▶ [Task directions]: Pull out every line below holding the word "Clean".

▶ [Records shown]:
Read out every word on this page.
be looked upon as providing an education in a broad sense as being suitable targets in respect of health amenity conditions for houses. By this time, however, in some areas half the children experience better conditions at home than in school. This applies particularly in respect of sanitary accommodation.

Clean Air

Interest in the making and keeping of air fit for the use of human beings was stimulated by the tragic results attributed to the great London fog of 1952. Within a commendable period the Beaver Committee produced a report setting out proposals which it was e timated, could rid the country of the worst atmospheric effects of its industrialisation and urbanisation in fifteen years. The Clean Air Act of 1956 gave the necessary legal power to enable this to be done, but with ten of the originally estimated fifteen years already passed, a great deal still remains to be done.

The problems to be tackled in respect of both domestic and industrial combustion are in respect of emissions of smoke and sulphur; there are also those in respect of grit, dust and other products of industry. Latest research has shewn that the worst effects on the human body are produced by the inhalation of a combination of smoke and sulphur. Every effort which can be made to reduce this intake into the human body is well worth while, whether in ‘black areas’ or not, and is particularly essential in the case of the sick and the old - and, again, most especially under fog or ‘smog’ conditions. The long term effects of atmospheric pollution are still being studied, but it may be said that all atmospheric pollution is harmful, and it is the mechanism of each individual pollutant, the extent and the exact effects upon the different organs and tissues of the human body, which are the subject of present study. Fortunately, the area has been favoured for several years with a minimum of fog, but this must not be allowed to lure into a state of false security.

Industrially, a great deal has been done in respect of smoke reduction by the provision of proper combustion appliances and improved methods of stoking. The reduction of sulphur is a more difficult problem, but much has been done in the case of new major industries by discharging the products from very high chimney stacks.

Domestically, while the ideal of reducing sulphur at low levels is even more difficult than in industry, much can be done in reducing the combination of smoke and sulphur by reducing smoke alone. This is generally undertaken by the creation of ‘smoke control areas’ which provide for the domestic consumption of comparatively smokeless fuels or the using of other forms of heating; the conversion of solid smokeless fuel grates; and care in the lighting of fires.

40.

...

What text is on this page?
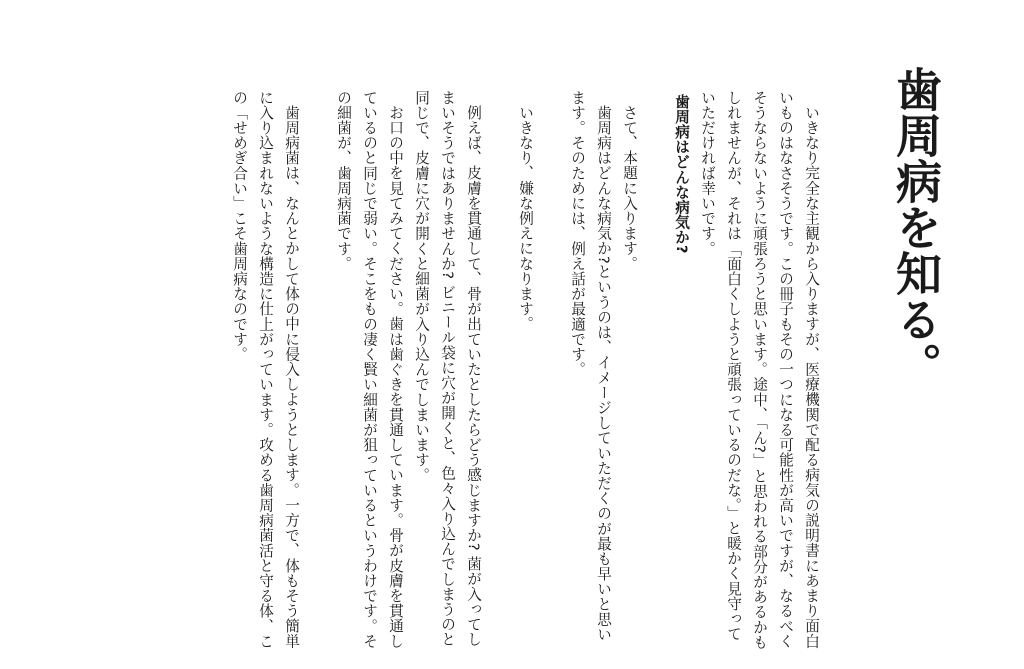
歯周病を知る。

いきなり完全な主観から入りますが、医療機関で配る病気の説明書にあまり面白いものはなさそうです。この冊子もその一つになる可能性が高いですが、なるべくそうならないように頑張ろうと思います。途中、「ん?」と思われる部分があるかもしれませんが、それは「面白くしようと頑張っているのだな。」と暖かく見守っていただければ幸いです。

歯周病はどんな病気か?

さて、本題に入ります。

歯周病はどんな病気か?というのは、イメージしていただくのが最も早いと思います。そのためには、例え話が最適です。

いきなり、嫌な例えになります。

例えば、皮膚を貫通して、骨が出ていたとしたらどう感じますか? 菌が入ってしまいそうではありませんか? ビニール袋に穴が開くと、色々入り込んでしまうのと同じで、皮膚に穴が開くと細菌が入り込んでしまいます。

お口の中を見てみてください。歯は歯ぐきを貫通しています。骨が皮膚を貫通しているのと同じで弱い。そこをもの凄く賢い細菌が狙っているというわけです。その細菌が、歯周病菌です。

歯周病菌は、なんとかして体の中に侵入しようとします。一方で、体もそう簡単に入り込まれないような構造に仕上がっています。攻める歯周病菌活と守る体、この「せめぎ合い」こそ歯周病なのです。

▶ [Task solution]:
Clean Air
Interest in the making and keeping of air fit for the use of human beings was stimulated by the tragic results attributed to the great London fog of 1952. Within a commendable period the Beaver Committee produced a report setting out proposals which it was e timated, could rid the country of the worst atmospheric effects of its industrialisation and urbanisation in fifteen years. The Clean Air Act of 1956 gave the necessary legal power to enable this to be done, but with ten of the originally estimated fifteen years already passed, a great deal still remains to be done.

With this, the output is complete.